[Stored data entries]
_ _ _ _

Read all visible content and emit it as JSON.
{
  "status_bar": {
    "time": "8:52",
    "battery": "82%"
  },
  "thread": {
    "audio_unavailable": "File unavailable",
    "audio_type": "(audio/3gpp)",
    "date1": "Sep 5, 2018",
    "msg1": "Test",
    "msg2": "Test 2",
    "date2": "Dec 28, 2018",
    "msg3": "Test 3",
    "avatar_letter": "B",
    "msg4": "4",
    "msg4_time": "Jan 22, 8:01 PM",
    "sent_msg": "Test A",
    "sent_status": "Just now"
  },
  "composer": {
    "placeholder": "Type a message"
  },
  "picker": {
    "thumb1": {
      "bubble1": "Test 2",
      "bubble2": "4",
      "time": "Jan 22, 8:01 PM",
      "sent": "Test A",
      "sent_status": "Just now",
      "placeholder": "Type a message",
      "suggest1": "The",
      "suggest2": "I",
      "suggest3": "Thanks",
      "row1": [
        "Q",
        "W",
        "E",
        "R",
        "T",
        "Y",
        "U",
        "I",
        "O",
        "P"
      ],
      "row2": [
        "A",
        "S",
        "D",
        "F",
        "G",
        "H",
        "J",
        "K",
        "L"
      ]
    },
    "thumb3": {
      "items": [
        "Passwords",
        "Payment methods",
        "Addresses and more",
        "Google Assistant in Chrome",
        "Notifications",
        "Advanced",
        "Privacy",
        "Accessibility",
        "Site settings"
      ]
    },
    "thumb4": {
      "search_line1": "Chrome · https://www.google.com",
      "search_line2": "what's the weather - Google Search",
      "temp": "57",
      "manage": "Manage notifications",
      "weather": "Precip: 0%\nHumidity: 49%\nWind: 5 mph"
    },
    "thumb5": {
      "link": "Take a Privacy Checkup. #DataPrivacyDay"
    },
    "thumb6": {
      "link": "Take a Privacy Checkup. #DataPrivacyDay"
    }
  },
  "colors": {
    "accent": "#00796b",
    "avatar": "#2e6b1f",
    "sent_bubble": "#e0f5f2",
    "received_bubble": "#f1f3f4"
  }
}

_ _ _ _

| What the task requires |
Find the word "placeholder" in the data and show each line that holds it.

| Exercise solution |
    "placeholder": "Type a message"
      "placeholder": "Type a message",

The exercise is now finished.